= Problem statement =
Your task is to repeat the entries exactly. Leave the pictures out.

= Records for this task =
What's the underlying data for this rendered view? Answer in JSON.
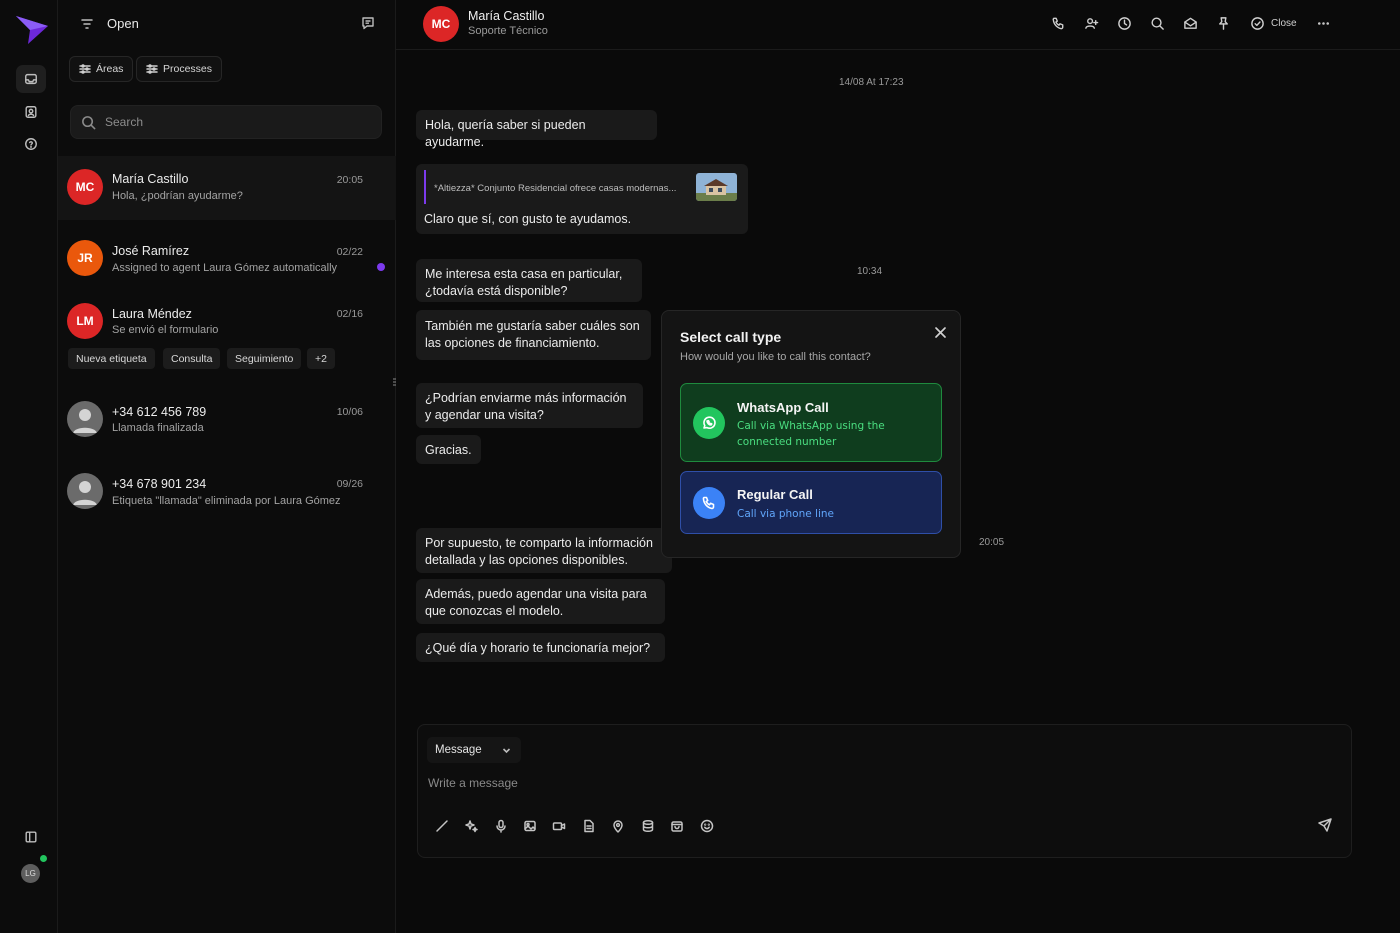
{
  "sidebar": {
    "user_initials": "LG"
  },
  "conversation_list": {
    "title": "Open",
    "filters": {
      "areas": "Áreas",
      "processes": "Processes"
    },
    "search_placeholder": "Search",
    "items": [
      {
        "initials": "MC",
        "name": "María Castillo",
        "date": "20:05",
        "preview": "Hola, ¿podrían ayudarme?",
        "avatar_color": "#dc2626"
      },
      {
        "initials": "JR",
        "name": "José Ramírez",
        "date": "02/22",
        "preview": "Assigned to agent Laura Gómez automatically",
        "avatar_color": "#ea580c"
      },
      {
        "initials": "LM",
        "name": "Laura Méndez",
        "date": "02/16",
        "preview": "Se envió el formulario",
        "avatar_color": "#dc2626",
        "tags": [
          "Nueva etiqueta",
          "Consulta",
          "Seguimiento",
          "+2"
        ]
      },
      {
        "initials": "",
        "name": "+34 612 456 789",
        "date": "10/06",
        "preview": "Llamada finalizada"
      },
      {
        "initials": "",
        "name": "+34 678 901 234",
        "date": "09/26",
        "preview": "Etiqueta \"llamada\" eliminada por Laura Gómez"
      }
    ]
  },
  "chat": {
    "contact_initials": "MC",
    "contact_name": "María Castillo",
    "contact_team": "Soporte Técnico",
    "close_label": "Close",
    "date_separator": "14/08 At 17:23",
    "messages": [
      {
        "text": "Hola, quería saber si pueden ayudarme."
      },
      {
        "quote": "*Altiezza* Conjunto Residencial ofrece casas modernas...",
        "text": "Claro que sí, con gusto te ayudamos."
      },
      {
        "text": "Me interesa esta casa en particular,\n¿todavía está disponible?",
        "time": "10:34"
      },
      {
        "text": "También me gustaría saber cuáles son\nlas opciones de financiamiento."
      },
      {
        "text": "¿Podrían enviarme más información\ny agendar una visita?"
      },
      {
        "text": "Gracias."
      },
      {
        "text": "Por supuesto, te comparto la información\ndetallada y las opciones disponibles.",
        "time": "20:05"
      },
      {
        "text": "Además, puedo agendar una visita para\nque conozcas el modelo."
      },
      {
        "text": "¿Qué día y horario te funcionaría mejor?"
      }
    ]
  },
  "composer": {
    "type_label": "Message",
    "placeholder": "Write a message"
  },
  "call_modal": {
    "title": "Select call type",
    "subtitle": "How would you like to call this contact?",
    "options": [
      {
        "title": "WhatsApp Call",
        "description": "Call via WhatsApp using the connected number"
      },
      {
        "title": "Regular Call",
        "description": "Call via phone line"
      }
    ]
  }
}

= Reply to the exercise =
What's the underlying data for this rendered view? Answer in JSON.
{
  "sidebar": {
    "user_initials": "LG"
  },
  "conversation_list": {
    "title": "Open",
    "filters": {
      "areas": "Áreas",
      "processes": "Processes"
    },
    "search_placeholder": "Search",
    "items": [
      {
        "initials": "MC",
        "name": "María Castillo",
        "date": "20:05",
        "preview": "Hola, ¿podrían ayudarme?",
        "avatar_color": "#dc2626"
      },
      {
        "initials": "JR",
        "name": "José Ramírez",
        "date": "02/22",
        "preview": "Assigned to agent Laura Gómez automatically",
        "avatar_color": "#ea580c"
      },
      {
        "initials": "LM",
        "name": "Laura Méndez",
        "date": "02/16",
        "preview": "Se envió el formulario",
        "avatar_color": "#dc2626",
        "tags": [
          "Nueva etiqueta",
          "Consulta",
          "Seguimiento",
          "+2"
        ]
      },
      {
        "initials": "",
        "name": "+34 612 456 789",
        "date": "10/06",
        "preview": "Llamada finalizada"
      },
      {
        "initials": "",
        "name": "+34 678 901 234",
        "date": "09/26",
        "preview": "Etiqueta \"llamada\" eliminada por Laura Gómez"
      }
    ]
  },
  "chat": {
    "contact_initials": "MC",
    "contact_name": "María Castillo",
    "contact_team": "Soporte Técnico",
    "close_label": "Close",
    "date_separator": "14/08 At 17:23",
    "messages": [
      {
        "text": "Hola, quería saber si pueden ayudarme."
      },
      {
        "quote": "*Altiezza* Conjunto Residencial ofrece casas modernas...",
        "text": "Claro que sí, con gusto te ayudamos."
      },
      {
        "text": "Me interesa esta casa en particular,\n¿todavía está disponible?",
        "time": "10:34"
      },
      {
        "text": "También me gustaría saber cuáles son\nlas opciones de financiamiento."
      },
      {
        "text": "¿Podrían enviarme más información\ny agendar una visita?"
      },
      {
        "text": "Gracias."
      },
      {
        "text": "Por supuesto, te comparto la información\ndetallada y las opciones disponibles.",
        "time": "20:05"
      },
      {
        "text": "Además, puedo agendar una visita para\nque conozcas el modelo."
      },
      {
        "text": "¿Qué día y horario te funcionaría mejor?"
      }
    ]
  },
  "composer": {
    "type_label": "Message",
    "placeholder": "Write a message"
  },
  "call_modal": {
    "title": "Select call type",
    "subtitle": "How would you like to call this contact?",
    "options": [
      {
        "title": "WhatsApp Call",
        "description": "Call via WhatsApp using the connected number"
      },
      {
        "title": "Regular Call",
        "description": "Call via phone line"
      }
    ]
  }
}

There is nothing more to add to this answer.